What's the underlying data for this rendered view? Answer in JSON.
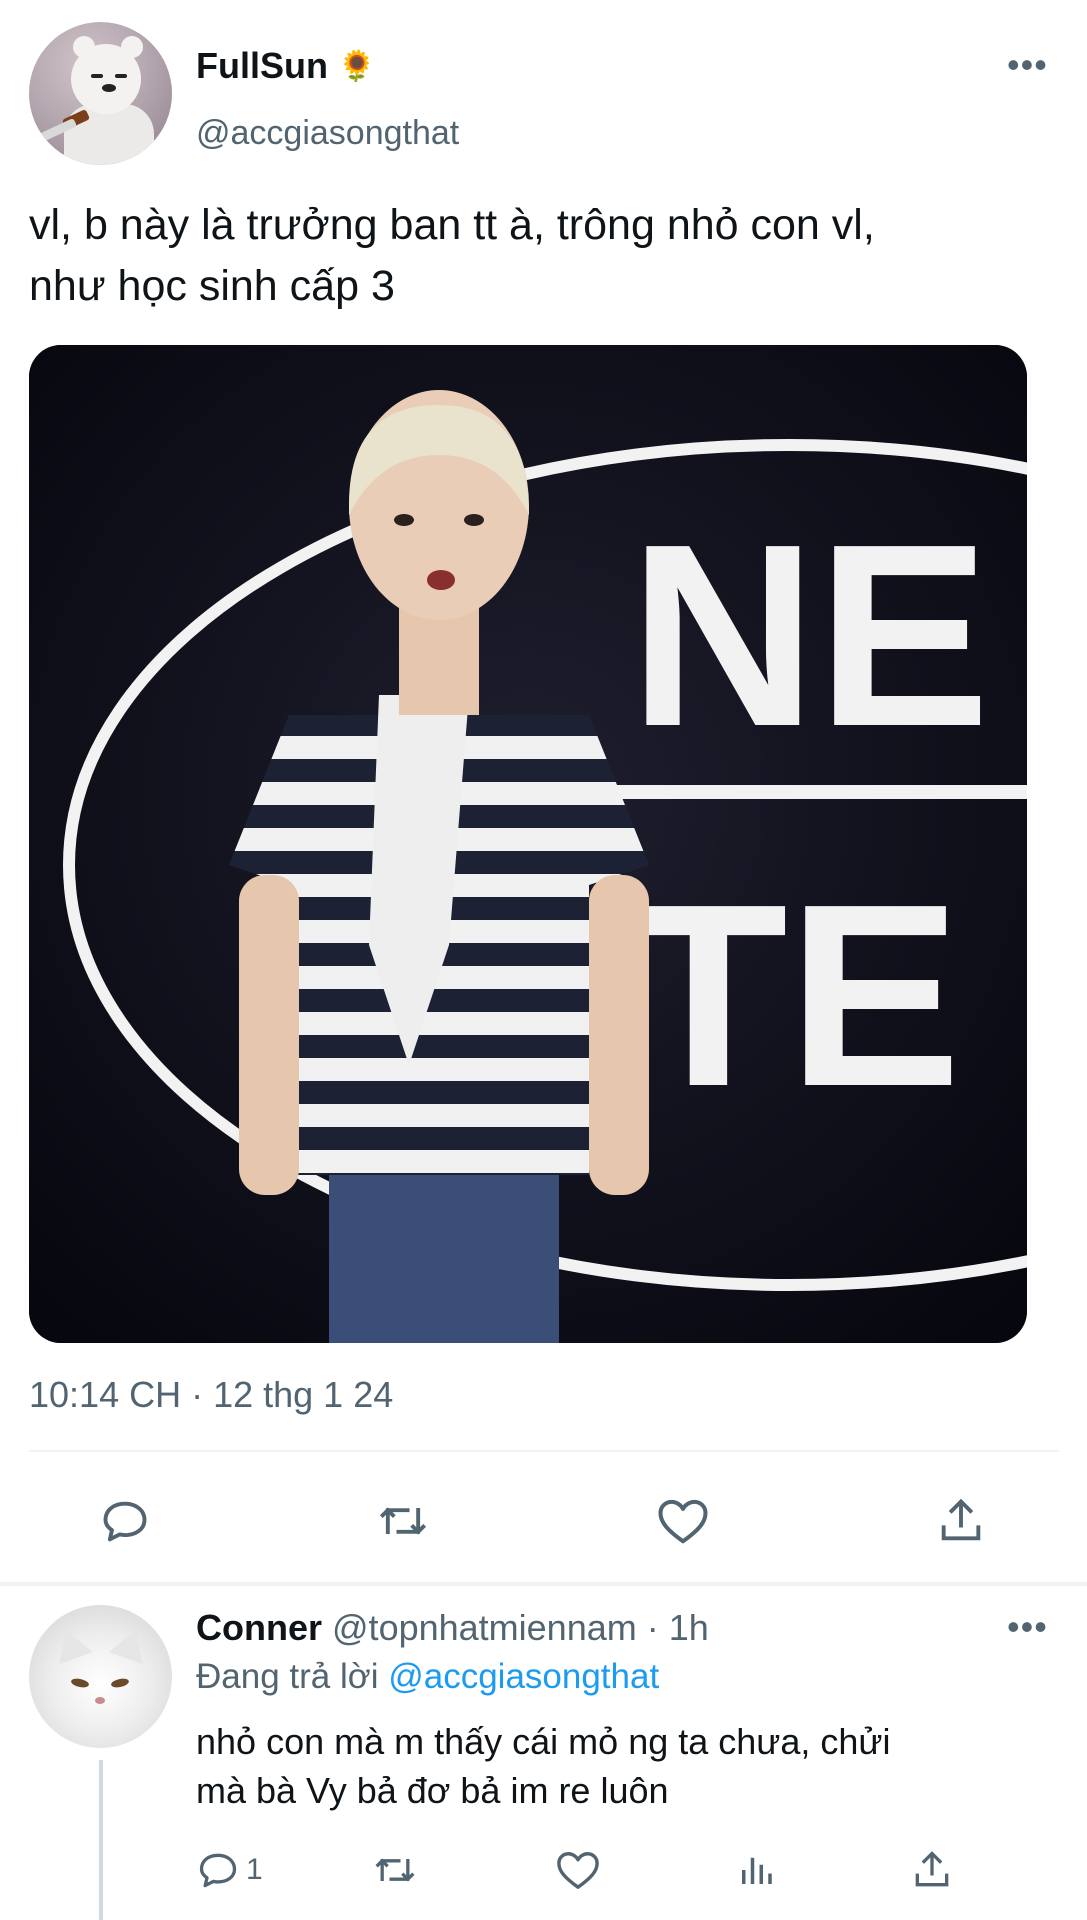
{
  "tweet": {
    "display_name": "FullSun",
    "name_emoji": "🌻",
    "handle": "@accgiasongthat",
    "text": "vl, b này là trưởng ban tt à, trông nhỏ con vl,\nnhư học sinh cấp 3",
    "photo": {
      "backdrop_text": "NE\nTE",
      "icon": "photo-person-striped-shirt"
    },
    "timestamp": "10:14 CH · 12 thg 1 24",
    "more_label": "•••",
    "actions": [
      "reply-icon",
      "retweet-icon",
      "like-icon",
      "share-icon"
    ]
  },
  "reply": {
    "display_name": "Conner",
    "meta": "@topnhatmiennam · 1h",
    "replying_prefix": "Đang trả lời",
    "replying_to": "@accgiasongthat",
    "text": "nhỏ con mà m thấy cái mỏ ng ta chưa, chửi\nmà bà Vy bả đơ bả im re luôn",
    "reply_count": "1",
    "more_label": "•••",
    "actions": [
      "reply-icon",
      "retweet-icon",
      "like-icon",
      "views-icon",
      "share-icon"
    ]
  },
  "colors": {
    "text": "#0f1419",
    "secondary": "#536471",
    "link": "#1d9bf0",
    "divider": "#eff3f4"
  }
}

☆ ☆ ☆ ☆ ☆

Problem statement
Go through the listing above and quote it exactly, apart from its images.

Written answer
What's the underlying data for this rendered view? Answer in JSON.
{
  "tweet": {
    "display_name": "FullSun",
    "name_emoji": "🌻",
    "handle": "@accgiasongthat",
    "text": "vl, b này là trưởng ban tt à, trông nhỏ con vl,\nnhư học sinh cấp 3",
    "photo": {
      "backdrop_text": "NE\nTE",
      "icon": "photo-person-striped-shirt"
    },
    "timestamp": "10:14 CH · 12 thg 1 24",
    "more_label": "•••",
    "actions": [
      "reply-icon",
      "retweet-icon",
      "like-icon",
      "share-icon"
    ]
  },
  "reply": {
    "display_name": "Conner",
    "meta": "@topnhatmiennam · 1h",
    "replying_prefix": "Đang trả lời",
    "replying_to": "@accgiasongthat",
    "text": "nhỏ con mà m thấy cái mỏ ng ta chưa, chửi\nmà bà Vy bả đơ bả im re luôn",
    "reply_count": "1",
    "more_label": "•••",
    "actions": [
      "reply-icon",
      "retweet-icon",
      "like-icon",
      "views-icon",
      "share-icon"
    ]
  },
  "colors": {
    "text": "#0f1419",
    "secondary": "#536471",
    "link": "#1d9bf0",
    "divider": "#eff3f4"
  }
}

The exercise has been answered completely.